### REQUIRED TASK
Pick out all lines in the listing holding the string "icon" and copy them.

### EXERCISE MATERIAL

========================

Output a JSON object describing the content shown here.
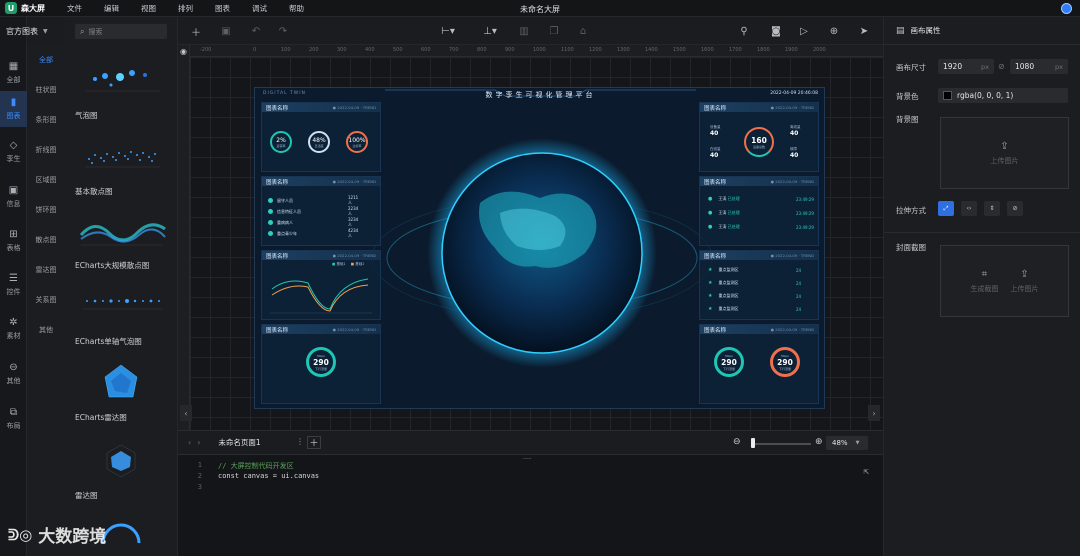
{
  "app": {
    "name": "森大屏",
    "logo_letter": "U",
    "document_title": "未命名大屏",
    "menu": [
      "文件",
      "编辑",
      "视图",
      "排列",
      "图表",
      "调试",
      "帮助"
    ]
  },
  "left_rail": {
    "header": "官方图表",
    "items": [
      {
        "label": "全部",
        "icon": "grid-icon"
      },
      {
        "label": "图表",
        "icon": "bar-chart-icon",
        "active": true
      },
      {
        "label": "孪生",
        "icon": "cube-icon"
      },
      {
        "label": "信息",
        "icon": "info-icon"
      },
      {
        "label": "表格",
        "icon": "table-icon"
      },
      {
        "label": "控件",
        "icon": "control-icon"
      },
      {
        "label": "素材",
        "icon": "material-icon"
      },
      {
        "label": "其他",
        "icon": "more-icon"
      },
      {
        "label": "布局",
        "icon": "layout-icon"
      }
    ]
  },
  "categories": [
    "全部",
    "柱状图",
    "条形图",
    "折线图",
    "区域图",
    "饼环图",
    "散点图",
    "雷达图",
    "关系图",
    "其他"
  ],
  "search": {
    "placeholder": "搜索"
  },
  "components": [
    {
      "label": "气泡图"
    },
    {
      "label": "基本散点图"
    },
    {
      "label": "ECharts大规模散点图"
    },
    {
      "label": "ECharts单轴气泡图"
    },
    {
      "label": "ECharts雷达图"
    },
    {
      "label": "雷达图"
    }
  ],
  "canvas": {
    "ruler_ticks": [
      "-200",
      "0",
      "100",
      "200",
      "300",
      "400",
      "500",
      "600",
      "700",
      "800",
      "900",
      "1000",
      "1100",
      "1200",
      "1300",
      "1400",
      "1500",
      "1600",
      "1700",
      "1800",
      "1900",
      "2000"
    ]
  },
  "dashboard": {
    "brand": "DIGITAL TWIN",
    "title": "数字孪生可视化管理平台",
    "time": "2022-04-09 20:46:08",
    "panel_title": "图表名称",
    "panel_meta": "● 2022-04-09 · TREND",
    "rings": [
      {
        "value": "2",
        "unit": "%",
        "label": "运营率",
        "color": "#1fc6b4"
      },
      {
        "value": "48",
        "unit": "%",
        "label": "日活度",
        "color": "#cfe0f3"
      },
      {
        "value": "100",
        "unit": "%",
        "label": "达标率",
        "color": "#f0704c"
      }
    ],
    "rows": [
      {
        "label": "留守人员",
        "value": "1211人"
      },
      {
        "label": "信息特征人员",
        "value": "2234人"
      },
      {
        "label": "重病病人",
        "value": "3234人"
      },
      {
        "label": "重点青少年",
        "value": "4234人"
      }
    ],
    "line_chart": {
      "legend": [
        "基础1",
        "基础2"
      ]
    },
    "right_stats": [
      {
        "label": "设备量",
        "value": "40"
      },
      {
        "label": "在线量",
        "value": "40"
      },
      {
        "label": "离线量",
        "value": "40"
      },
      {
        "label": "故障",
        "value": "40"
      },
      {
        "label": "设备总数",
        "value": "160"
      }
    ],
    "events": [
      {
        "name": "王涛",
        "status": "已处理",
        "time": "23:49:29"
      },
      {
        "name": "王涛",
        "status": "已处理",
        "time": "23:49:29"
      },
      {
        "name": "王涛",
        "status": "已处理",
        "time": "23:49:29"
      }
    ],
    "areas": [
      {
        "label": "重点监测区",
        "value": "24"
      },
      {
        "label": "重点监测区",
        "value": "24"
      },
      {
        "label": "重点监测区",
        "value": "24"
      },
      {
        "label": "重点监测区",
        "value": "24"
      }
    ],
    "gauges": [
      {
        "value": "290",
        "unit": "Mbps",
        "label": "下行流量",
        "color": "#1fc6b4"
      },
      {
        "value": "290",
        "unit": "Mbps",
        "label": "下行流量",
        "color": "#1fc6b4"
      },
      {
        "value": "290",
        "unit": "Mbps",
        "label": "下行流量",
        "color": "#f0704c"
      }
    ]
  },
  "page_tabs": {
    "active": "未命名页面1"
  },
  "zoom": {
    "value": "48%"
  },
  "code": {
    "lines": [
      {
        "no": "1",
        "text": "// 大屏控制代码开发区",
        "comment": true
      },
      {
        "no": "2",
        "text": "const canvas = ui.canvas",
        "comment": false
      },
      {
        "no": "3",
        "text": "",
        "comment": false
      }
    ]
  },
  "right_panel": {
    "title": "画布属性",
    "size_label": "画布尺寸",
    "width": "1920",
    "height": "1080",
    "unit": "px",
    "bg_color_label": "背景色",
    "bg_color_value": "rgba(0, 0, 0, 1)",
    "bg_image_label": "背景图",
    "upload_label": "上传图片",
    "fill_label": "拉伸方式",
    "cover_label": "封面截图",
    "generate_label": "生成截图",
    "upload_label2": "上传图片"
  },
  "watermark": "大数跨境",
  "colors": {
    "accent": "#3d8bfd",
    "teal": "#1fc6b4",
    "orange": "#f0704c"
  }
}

========================

### OUTPUT OF THE EXERCISE
        "icon": "grid-icon"
        "icon": "bar-chart-icon",
        "icon": "cube-icon"
        "icon": "info-icon"
        "icon": "table-icon"
        "icon": "control-icon"
        "icon": "material-icon"
        "icon": "more-icon"
        "icon": "layout-icon"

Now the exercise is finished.